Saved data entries
-- -- --
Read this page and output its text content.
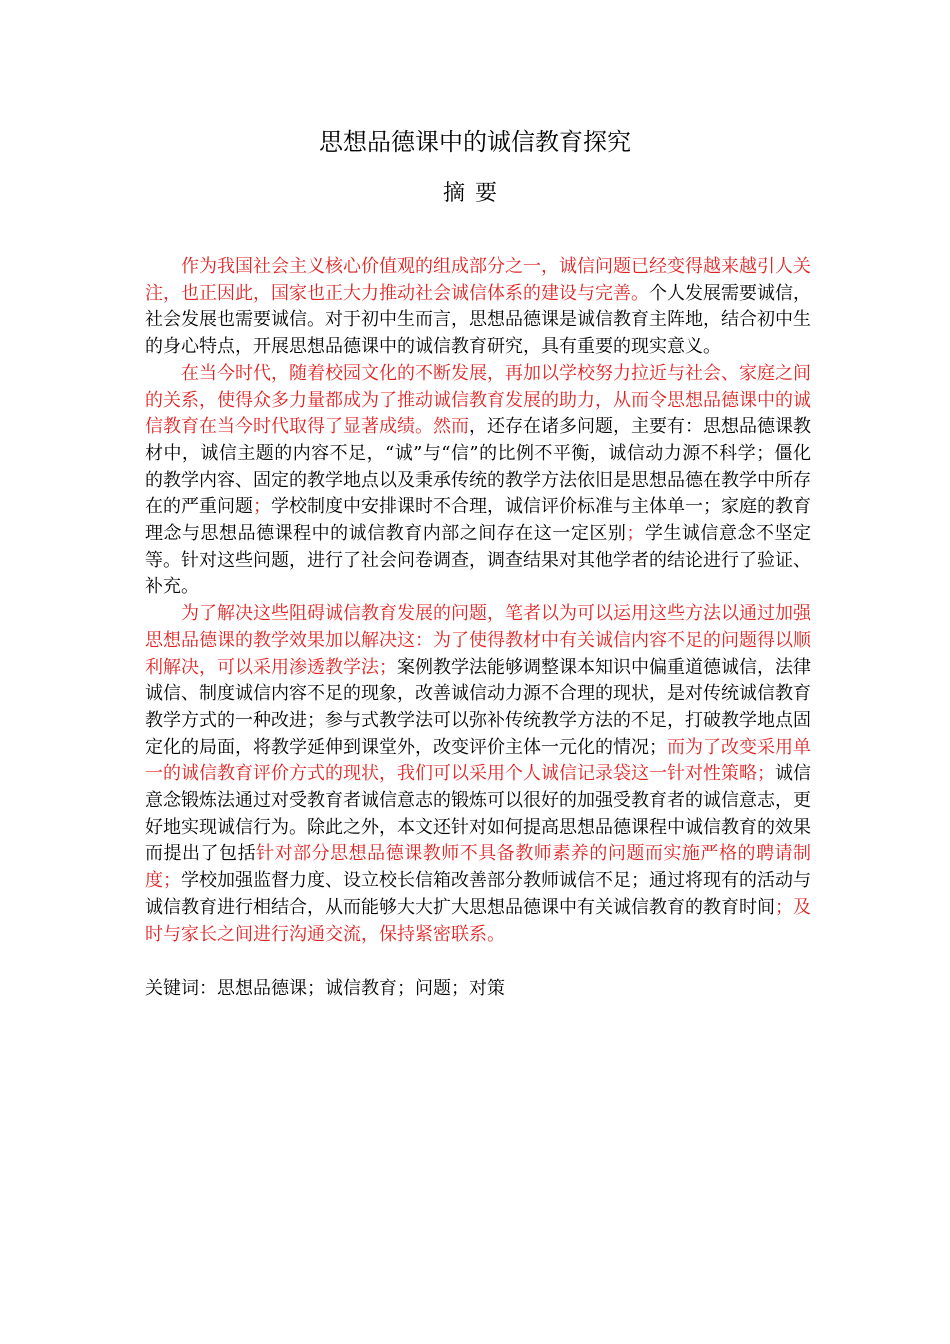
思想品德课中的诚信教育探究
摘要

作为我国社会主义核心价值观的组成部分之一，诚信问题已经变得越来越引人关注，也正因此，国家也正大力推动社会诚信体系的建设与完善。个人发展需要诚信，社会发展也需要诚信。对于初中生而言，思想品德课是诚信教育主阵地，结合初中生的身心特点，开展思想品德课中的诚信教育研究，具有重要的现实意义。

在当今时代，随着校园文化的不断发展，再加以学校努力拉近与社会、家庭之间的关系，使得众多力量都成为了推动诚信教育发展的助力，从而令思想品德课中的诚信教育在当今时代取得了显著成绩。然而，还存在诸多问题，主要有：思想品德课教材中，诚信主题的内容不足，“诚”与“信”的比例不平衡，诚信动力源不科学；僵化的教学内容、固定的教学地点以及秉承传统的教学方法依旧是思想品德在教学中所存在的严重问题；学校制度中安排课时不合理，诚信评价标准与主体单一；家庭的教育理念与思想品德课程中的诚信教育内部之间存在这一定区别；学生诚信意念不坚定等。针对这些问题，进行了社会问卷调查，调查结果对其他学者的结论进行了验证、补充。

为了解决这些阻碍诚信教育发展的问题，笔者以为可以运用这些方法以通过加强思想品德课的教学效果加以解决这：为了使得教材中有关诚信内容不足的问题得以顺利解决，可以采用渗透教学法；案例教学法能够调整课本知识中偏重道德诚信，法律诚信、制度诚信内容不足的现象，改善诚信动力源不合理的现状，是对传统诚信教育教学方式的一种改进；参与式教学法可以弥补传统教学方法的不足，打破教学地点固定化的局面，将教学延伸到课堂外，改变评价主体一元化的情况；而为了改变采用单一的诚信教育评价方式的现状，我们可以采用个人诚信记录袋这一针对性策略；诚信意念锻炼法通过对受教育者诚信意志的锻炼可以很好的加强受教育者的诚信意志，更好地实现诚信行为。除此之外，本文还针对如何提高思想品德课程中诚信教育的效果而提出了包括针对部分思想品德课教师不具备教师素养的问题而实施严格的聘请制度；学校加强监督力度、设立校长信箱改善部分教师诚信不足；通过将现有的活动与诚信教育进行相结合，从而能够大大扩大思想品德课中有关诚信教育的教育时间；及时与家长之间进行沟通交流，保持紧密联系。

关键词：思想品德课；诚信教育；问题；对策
-- -- --
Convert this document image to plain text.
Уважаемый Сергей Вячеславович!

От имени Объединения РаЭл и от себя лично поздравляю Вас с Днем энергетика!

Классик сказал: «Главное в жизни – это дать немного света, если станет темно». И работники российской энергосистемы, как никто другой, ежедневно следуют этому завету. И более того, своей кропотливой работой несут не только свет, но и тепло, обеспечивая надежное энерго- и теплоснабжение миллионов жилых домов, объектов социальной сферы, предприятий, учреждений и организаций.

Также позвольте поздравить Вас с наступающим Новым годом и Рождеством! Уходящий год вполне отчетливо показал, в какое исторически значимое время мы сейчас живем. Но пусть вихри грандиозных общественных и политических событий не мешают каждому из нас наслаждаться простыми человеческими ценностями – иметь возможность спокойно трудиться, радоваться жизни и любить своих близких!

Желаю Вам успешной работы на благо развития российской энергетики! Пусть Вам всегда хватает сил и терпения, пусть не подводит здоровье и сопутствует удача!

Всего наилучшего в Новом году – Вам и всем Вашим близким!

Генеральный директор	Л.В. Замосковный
-- -- --
#### Short task
Determine how many lines in the listing above hold the word "this", answering with the number only.

#### Correct result
2